Part of a data file:
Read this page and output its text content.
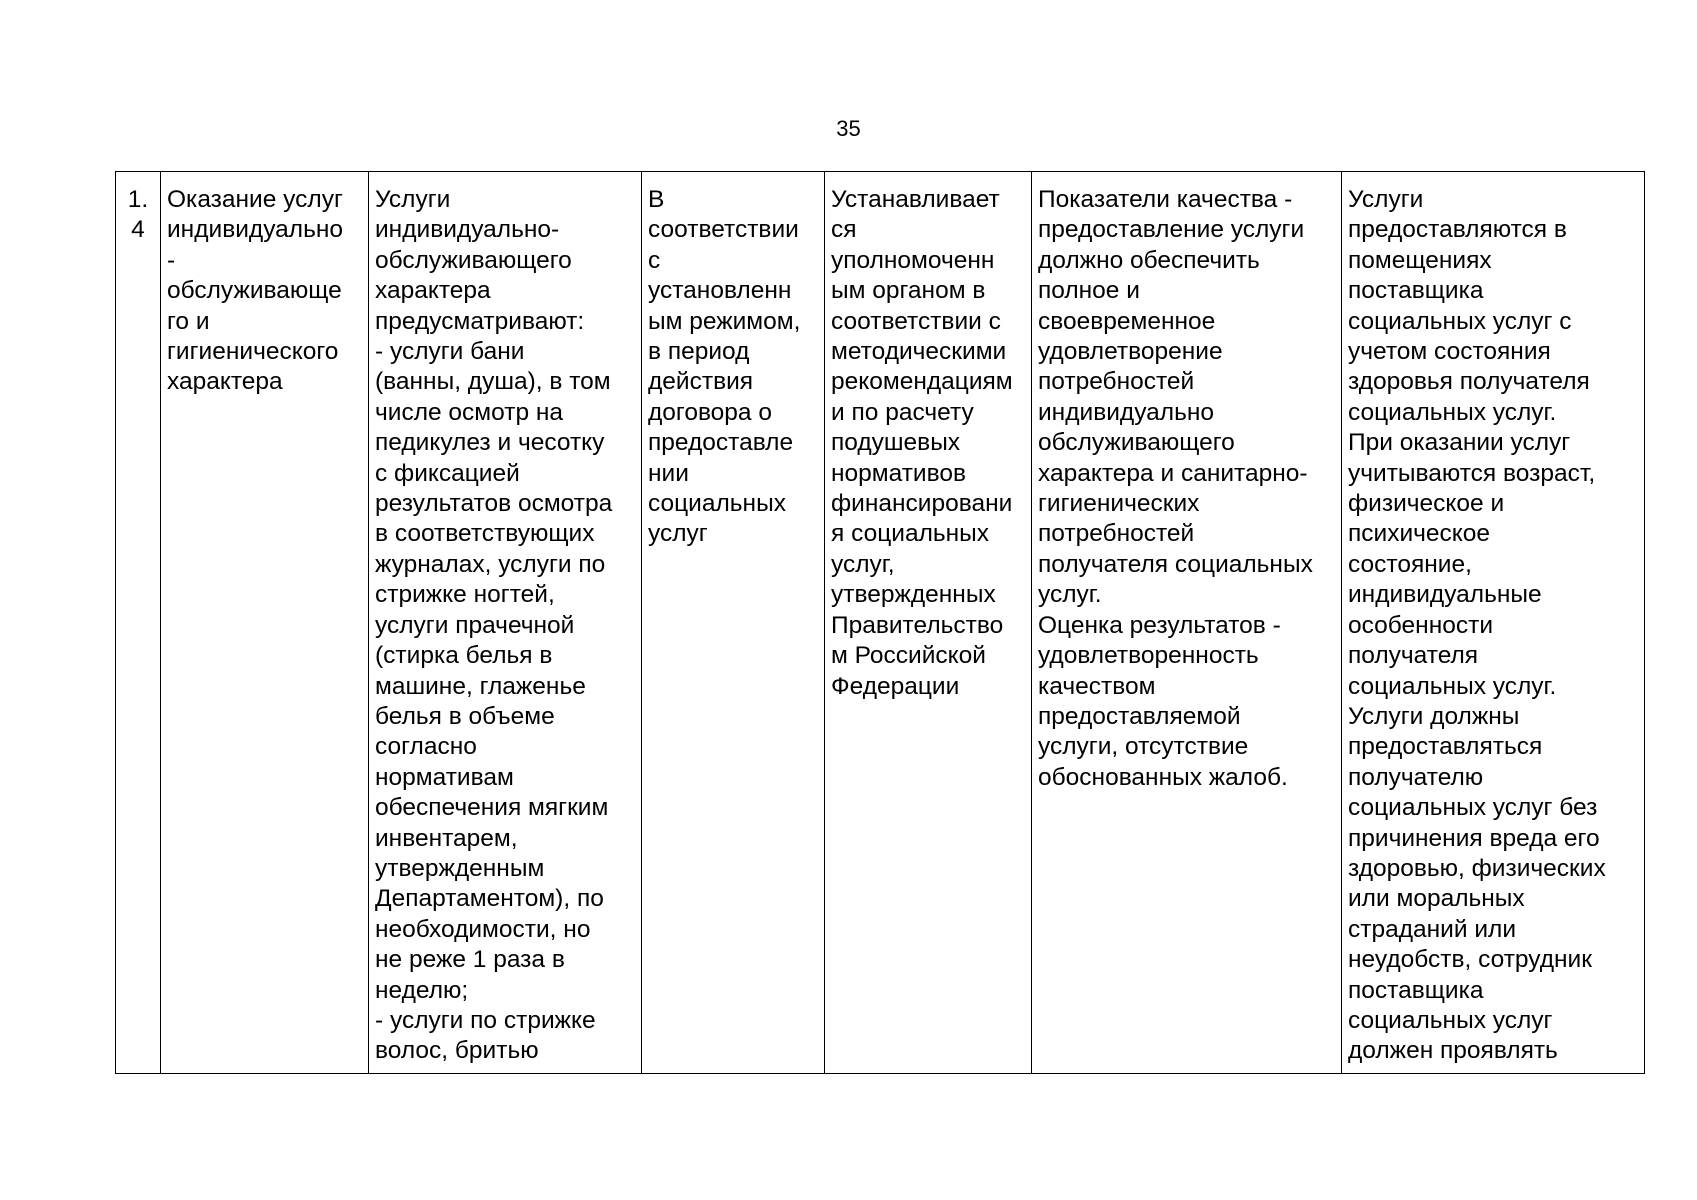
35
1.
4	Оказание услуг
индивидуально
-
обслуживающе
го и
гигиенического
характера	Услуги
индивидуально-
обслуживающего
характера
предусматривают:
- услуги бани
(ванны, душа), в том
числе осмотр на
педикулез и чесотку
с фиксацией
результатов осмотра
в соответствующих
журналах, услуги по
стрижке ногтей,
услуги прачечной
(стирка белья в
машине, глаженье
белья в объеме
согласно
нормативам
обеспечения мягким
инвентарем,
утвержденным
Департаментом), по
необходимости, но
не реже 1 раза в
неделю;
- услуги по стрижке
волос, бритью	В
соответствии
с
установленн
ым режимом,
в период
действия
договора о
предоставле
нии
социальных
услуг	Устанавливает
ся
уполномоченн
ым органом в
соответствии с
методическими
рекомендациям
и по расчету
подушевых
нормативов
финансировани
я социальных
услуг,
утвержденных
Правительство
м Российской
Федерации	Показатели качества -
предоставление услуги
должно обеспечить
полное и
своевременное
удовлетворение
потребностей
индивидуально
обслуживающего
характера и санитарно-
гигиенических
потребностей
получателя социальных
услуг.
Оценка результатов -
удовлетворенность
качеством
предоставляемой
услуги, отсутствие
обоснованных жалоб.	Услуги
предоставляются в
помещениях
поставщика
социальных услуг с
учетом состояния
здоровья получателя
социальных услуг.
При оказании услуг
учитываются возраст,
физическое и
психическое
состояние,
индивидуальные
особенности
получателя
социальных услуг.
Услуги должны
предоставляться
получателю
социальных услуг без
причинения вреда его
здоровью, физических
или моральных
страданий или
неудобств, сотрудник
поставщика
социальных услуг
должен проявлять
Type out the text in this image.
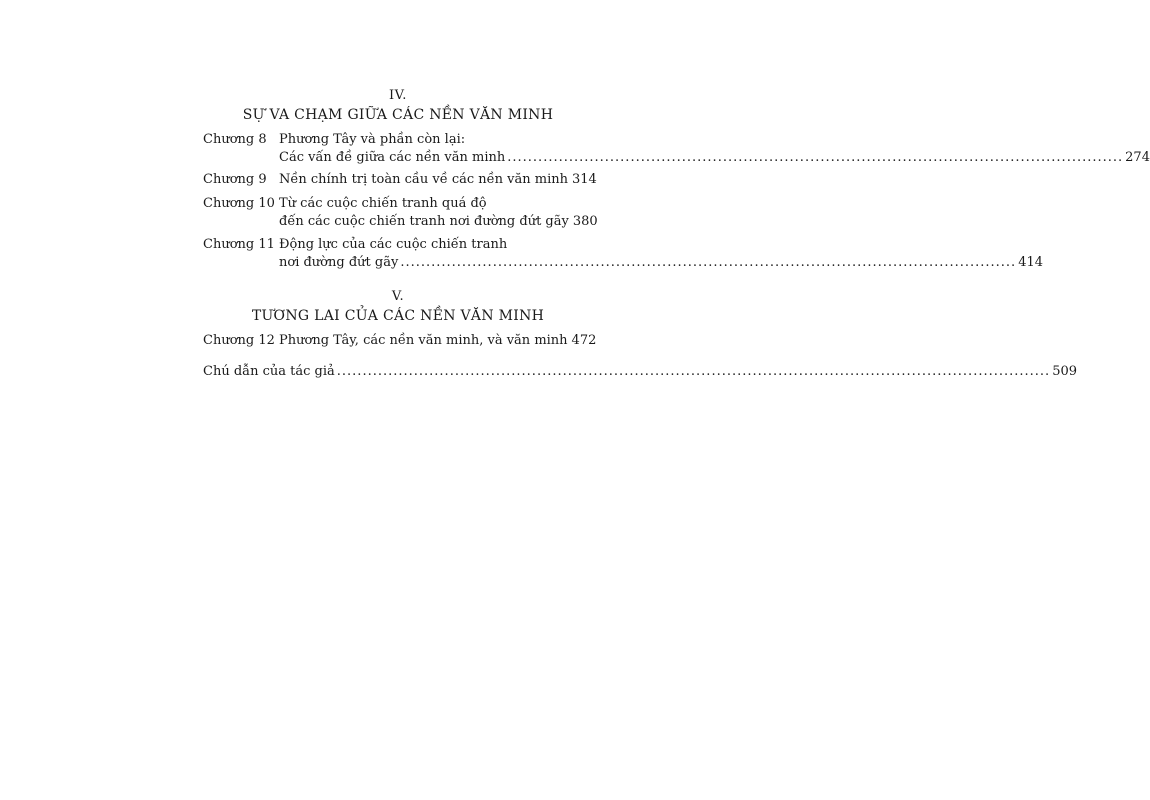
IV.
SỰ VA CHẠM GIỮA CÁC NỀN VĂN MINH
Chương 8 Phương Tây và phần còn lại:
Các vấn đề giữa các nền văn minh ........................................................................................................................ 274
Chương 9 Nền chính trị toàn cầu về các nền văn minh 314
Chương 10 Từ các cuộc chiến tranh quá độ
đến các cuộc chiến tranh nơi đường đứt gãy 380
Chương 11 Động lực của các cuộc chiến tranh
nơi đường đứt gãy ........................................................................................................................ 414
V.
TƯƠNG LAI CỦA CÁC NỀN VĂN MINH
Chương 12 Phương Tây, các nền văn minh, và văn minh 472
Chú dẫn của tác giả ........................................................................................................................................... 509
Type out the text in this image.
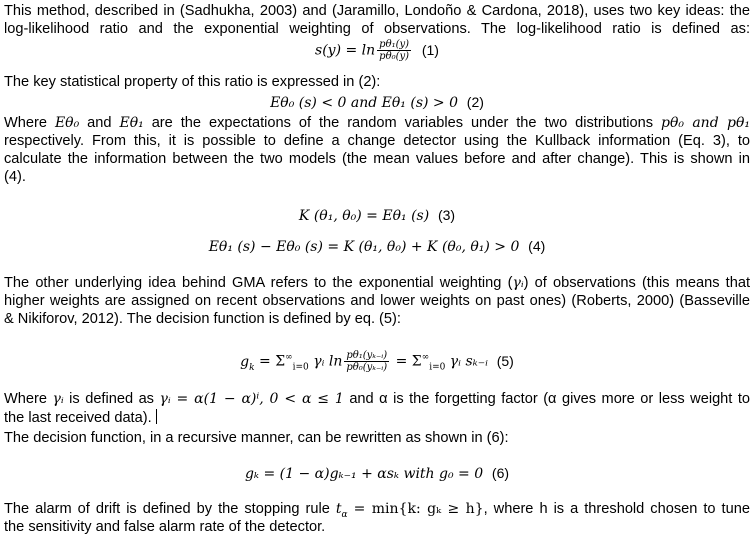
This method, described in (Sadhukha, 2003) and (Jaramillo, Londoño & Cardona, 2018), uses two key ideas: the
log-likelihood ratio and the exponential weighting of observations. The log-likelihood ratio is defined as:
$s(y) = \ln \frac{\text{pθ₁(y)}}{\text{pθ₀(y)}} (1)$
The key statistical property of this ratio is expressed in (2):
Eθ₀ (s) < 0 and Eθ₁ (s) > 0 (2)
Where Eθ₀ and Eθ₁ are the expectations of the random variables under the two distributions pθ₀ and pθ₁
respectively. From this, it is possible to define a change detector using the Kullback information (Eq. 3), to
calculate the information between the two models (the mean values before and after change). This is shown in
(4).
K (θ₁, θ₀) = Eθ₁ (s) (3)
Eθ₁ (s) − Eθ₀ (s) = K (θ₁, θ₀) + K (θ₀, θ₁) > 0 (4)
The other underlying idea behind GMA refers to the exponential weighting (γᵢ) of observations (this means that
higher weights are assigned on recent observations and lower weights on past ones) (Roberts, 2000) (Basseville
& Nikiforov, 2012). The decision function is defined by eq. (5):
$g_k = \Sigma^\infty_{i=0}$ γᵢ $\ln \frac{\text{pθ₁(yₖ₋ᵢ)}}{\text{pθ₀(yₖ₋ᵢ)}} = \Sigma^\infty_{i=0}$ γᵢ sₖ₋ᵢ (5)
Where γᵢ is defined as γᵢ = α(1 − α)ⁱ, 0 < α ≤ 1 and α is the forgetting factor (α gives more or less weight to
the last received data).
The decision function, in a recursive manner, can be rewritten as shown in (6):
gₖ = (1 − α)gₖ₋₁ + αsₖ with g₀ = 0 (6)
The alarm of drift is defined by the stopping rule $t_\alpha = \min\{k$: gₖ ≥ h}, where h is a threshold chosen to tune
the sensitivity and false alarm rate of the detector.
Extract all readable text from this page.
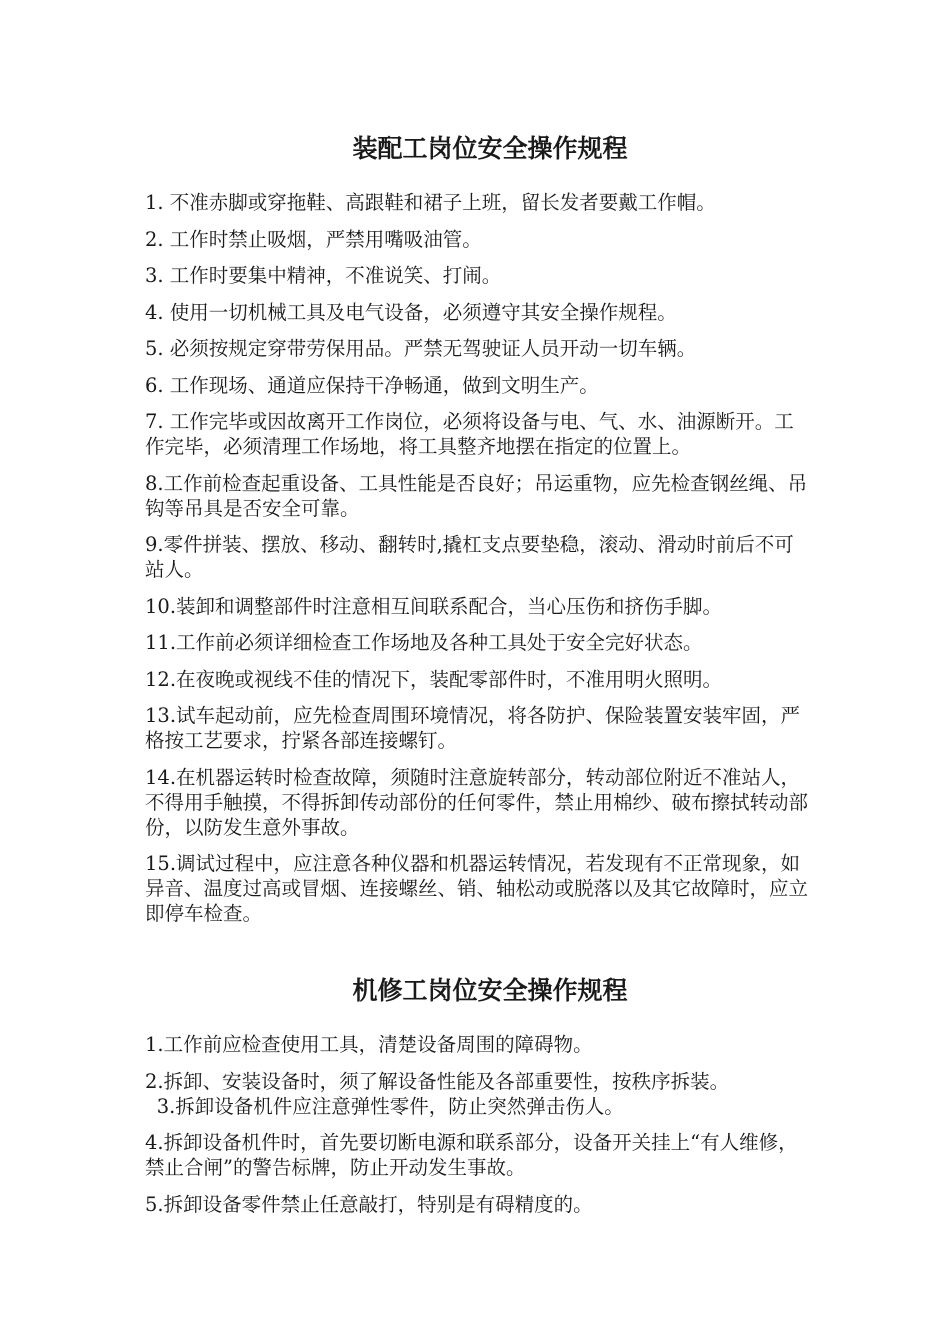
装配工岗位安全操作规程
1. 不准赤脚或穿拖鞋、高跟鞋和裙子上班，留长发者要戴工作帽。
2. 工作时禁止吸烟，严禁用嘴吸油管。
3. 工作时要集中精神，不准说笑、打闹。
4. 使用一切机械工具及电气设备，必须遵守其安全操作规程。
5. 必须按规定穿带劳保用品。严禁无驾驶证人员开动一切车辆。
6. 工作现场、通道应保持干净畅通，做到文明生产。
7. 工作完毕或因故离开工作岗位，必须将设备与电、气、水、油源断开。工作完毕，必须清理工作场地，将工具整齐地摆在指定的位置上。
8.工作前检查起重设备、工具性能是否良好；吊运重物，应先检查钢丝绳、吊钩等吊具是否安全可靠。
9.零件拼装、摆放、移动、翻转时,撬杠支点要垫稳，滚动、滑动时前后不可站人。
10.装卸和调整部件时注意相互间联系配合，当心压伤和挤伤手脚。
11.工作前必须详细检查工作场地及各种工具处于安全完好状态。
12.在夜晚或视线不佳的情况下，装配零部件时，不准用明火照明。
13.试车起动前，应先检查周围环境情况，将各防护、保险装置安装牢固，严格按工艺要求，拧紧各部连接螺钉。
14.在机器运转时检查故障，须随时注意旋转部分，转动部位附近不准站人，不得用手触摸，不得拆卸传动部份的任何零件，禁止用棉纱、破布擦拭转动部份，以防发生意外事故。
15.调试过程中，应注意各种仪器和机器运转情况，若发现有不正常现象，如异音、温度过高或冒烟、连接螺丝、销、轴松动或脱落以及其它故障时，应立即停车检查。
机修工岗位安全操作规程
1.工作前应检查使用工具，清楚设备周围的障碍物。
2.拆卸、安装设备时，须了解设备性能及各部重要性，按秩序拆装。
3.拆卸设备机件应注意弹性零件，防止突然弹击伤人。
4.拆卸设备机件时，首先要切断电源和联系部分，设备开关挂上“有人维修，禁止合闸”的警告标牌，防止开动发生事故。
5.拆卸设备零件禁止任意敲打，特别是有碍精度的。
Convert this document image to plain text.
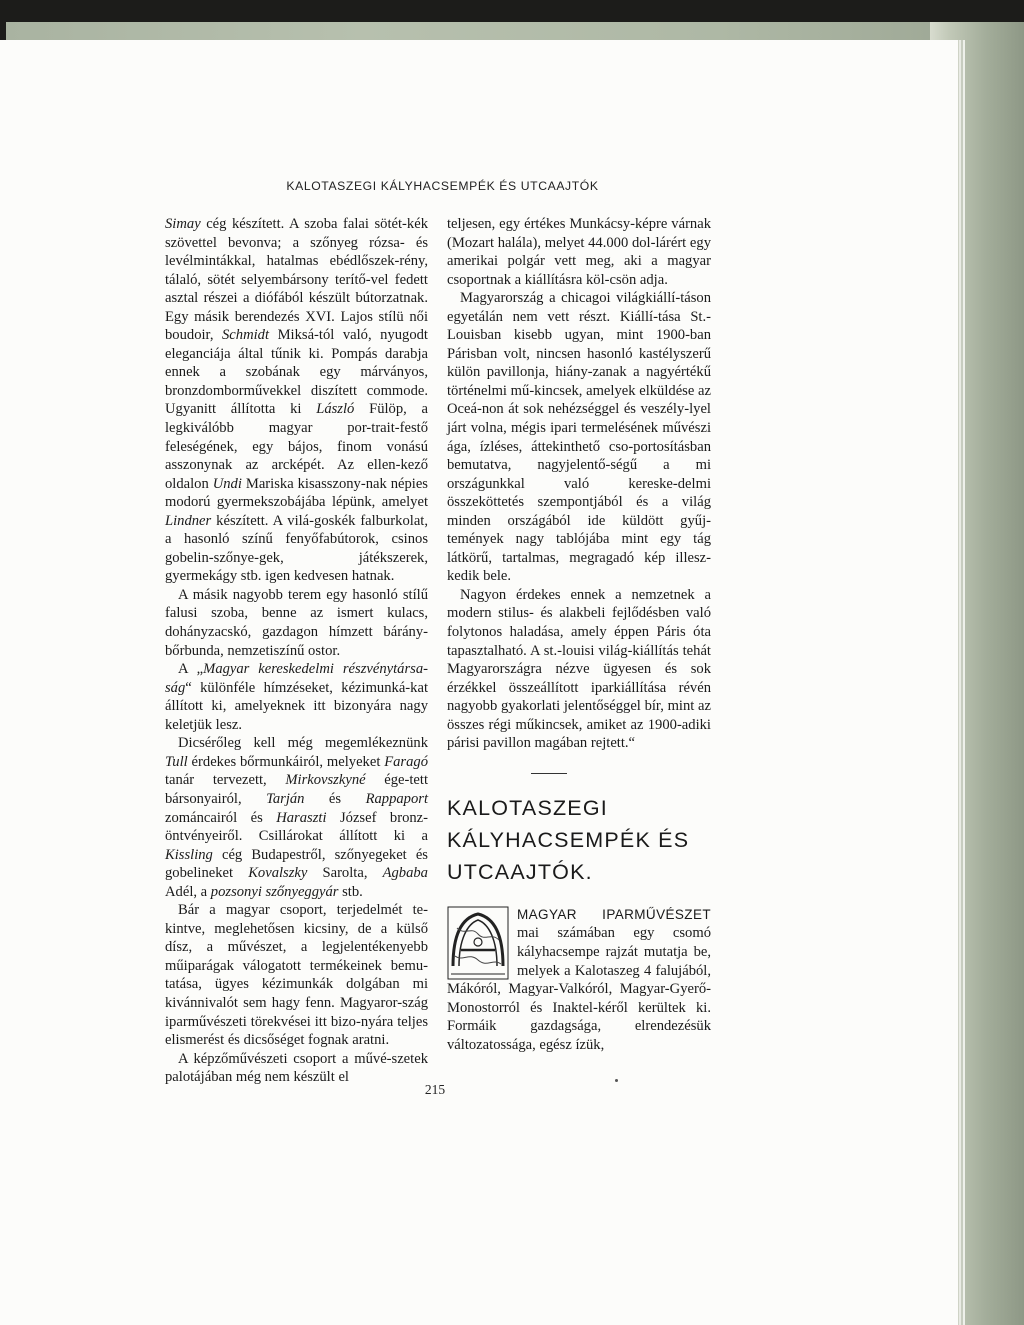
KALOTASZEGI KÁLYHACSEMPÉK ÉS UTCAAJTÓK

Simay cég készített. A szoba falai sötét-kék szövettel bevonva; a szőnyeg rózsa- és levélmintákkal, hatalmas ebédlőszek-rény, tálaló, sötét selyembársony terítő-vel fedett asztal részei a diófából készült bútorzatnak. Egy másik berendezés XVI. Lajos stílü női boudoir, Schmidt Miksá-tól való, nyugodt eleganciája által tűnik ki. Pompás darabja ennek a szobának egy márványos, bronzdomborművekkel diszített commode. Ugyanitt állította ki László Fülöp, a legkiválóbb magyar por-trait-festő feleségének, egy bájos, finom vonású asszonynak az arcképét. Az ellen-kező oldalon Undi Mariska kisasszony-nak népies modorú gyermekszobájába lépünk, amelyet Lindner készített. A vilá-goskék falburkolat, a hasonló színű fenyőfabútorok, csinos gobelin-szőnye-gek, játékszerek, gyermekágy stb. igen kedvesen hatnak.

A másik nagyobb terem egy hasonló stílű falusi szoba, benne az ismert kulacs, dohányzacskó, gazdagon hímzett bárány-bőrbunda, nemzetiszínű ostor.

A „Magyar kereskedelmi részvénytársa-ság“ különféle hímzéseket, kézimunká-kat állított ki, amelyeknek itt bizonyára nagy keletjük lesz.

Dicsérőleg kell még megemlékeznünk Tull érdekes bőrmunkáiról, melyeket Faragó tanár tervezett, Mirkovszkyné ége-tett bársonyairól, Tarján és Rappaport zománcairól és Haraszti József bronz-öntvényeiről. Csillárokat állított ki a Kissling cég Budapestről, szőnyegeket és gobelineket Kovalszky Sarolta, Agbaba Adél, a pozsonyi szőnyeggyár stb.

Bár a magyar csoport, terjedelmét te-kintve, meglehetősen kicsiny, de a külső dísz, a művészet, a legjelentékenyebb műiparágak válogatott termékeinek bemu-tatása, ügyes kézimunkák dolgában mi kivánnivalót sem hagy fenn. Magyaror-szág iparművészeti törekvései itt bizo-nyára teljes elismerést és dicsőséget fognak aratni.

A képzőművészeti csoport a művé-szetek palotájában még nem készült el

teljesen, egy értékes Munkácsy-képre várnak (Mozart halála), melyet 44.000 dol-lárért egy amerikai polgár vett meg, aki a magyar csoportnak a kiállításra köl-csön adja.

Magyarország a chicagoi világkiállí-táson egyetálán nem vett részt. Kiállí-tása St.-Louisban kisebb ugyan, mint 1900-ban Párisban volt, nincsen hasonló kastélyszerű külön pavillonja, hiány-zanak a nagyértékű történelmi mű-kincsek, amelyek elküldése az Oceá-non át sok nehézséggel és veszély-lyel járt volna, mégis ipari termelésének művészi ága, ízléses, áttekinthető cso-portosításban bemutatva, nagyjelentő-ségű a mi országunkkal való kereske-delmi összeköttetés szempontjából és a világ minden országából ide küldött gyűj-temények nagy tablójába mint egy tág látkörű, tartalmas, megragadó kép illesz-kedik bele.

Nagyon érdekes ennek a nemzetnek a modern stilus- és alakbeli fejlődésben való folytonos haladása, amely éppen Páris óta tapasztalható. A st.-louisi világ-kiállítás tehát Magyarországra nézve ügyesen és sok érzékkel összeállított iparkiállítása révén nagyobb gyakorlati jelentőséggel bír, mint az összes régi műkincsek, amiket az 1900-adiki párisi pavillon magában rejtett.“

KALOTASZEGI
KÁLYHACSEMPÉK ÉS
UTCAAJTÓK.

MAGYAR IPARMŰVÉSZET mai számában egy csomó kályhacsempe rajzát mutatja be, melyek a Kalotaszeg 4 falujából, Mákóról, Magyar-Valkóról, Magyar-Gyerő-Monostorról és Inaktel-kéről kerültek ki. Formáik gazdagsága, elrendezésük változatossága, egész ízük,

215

**What is required**: Pull out each line of the listing that holds the string "decision".

**Solved exercise**:
& Nikiforov, 2012). The decision function is defined by eq. (5):
The decision function, in a recursive manner, can be rewritten as shown in (6):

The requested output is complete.